- PROBLEM
Report, word for word, every line of the material that contains "color".

(Figure record listings)
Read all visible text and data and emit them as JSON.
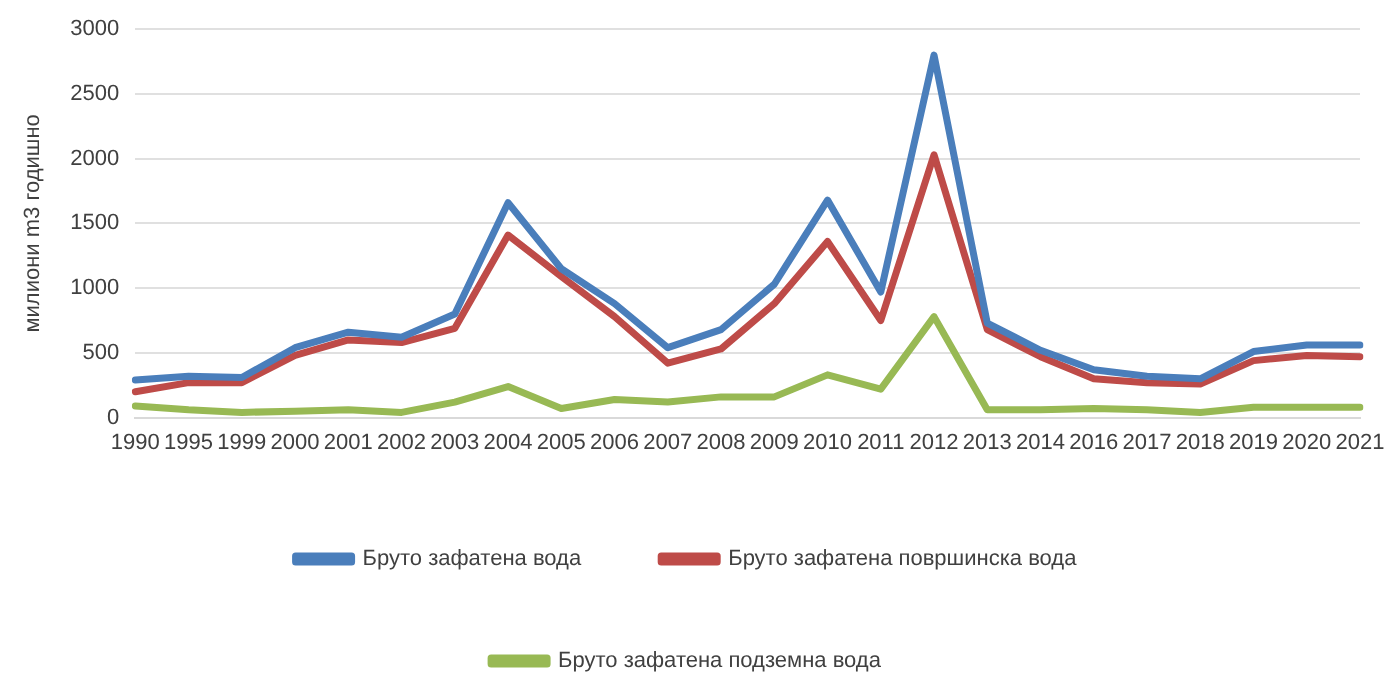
{
  "chart_data": {
    "type": "line",
    "ylabel": "милиони m3 годишно",
    "categories": [
      "1990",
      "1995",
      "1999",
      "2000",
      "2001",
      "2002",
      "2003",
      "2004",
      "2005",
      "2006",
      "2007",
      "2008",
      "2009",
      "2010",
      "2011",
      "2012",
      "2013",
      "2014",
      "2016",
      "2017",
      "2018",
      "2019",
      "2020",
      "2021"
    ],
    "series": [
      {
        "name": "Бруто зафатена вода",
        "color": "#4a7ebb",
        "values": [
          290,
          320,
          310,
          540,
          660,
          620,
          800,
          1660,
          1150,
          880,
          540,
          680,
          1030,
          1680,
          970,
          2800,
          730,
          520,
          370,
          320,
          300,
          510,
          560,
          560
        ]
      },
      {
        "name": "Бруто зафатена површинска вода",
        "color": "#be4b48",
        "values": [
          200,
          270,
          270,
          480,
          600,
          580,
          690,
          1410,
          1090,
          780,
          420,
          530,
          880,
          1360,
          750,
          2030,
          680,
          470,
          300,
          270,
          260,
          440,
          480,
          470
        ]
      },
      {
        "name": "Бруто зафатена подземна вода",
        "color": "#98b954",
        "values": [
          90,
          60,
          40,
          50,
          60,
          40,
          120,
          240,
          70,
          140,
          120,
          160,
          160,
          330,
          220,
          780,
          60,
          60,
          70,
          60,
          40,
          80,
          80,
          80
        ]
      }
    ],
    "ylim": [
      0,
      3000
    ],
    "yticks": [
      0,
      500,
      1000,
      1500,
      2000,
      2500,
      3000
    ],
    "grid": "y",
    "legend": "bottom",
    "marker": "none",
    "line_style": "solid"
  }
}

- EXERCISE ANSWER
        "color": "#4a7ebb",
        "color": "#be4b48",
        "color": "#98b954",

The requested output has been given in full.